Print every record below exactly as written.

[Rows from a dataset]

● ● ● ● ●

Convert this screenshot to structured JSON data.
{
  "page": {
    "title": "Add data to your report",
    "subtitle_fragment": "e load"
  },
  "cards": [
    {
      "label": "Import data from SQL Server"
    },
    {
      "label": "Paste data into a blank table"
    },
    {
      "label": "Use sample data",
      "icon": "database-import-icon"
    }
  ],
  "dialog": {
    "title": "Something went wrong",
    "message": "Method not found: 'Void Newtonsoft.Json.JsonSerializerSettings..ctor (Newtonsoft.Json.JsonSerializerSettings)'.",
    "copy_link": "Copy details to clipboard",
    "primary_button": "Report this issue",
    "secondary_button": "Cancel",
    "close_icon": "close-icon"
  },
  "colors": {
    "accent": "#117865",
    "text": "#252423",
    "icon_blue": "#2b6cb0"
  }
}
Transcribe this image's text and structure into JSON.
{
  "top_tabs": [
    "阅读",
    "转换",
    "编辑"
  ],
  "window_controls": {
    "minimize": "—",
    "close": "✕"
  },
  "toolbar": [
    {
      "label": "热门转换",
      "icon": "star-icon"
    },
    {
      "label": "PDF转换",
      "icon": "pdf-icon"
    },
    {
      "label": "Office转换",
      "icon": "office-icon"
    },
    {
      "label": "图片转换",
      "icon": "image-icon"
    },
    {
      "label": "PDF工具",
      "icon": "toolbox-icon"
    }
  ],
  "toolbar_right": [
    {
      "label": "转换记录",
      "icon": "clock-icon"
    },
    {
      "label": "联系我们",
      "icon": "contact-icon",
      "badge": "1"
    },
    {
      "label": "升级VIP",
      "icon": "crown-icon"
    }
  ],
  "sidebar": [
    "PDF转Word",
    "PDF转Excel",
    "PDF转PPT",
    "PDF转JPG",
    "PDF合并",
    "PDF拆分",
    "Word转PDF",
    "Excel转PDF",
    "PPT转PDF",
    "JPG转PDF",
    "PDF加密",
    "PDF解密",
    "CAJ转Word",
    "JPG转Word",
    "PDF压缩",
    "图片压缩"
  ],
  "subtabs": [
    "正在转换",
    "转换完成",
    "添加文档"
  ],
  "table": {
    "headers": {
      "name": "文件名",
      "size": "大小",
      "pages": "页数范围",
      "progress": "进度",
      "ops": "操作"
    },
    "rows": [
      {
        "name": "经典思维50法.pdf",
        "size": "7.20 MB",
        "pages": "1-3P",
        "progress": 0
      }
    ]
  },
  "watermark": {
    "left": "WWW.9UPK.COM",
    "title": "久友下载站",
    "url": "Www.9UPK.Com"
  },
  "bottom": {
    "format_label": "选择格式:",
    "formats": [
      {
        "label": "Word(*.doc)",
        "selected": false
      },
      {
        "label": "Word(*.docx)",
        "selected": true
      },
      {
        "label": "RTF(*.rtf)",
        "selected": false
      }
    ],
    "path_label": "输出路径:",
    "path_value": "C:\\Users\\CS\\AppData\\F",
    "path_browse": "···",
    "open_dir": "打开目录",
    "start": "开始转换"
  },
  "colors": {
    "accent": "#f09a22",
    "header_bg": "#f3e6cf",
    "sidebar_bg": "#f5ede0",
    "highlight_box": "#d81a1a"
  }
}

● ● ● ● ●

- [Worked solution]:
Convert this screenshot to structured JSON data.
{
  "page": {
    "title": "Add data to your report",
    "subtitle_fragment": "e load"
  },
  "cards": [
    {
      "label": "Import data from SQL Server"
    },
    {
      "label": "Paste data into a blank table"
    },
    {
      "label": "Use sample data",
      "icon": "database-import-icon"
    }
  ],
  "dialog": {
    "title": "Something went wrong",
    "message": "Method not found: 'Void Newtonsoft.Json.JsonSerializerSettings..ctor (Newtonsoft.Json.JsonSerializerSettings)'.",
    "copy_link": "Copy details to clipboard",
    "primary_button": "Report this issue",
    "secondary_button": "Cancel",
    "close_icon": "close-icon"
  },
  "colors": {
    "accent": "#117865",
    "text": "#252423",
    "icon_blue": "#2b6cb0"
  }
}
Transcribe this image's text and structure into JSON.
{
  "top_tabs": [
    "阅读",
    "转换",
    "编辑"
  ],
  "window_controls": {
    "minimize": "—",
    "close": "✕"
  },
  "toolbar": [
    {
      "label": "热门转换",
      "icon": "star-icon"
    },
    {
      "label": "PDF转换",
      "icon": "pdf-icon"
    },
    {
      "label": "Office转换",
      "icon": "office-icon"
    },
    {
      "label": "图片转换",
      "icon": "image-icon"
    },
    {
      "label": "PDF工具",
      "icon": "toolbox-icon"
    }
  ],
  "toolbar_right": [
    {
      "label": "转换记录",
      "icon": "clock-icon"
    },
    {
      "label": "联系我们",
      "icon": "contact-icon",
      "badge": "1"
    },
    {
      "label": "升级VIP",
      "icon": "crown-icon"
    }
  ],
  "sidebar": [
    "PDF转Word",
    "PDF转Excel",
    "PDF转PPT",
    "PDF转JPG",
    "PDF合并",
    "PDF拆分",
    "Word转PDF",
    "Excel转PDF",
    "PPT转PDF",
    "JPG转PDF",
    "PDF加密",
    "PDF解密",
    "CAJ转Word",
    "JPG转Word",
    "PDF压缩",
    "图片压缩"
  ],
  "subtabs": [
    "正在转换",
    "转换完成",
    "添加文档"
  ],
  "table": {
    "headers": {
      "name": "文件名",
      "size": "大小",
      "pages": "页数范围",
      "progress": "进度",
      "ops": "操作"
    },
    "rows": [
      {
        "name": "经典思维50法.pdf",
        "size": "7.20 MB",
        "pages": "1-3P",
        "progress": 0
      }
    ]
  },
  "watermark": {
    "left": "WWW.9UPK.COM",
    "title": "久友下载站",
    "url": "Www.9UPK.Com"
  },
  "bottom": {
    "format_label": "选择格式:",
    "formats": [
      {
        "label": "Word(*.doc)",
        "selected": false
      },
      {
        "label": "Word(*.docx)",
        "selected": true
      },
      {
        "label": "RTF(*.rtf)",
        "selected": false
      }
    ],
    "path_label": "输出路径:",
    "path_value": "C:\\Users\\CS\\AppData\\F",
    "path_browse": "···",
    "open_dir": "打开目录",
    "start": "开始转换"
  },
  "colors": {
    "accent": "#f09a22",
    "header_bg": "#f3e6cf",
    "sidebar_bg": "#f5ede0",
    "highlight_box": "#d81a1a"
  }
}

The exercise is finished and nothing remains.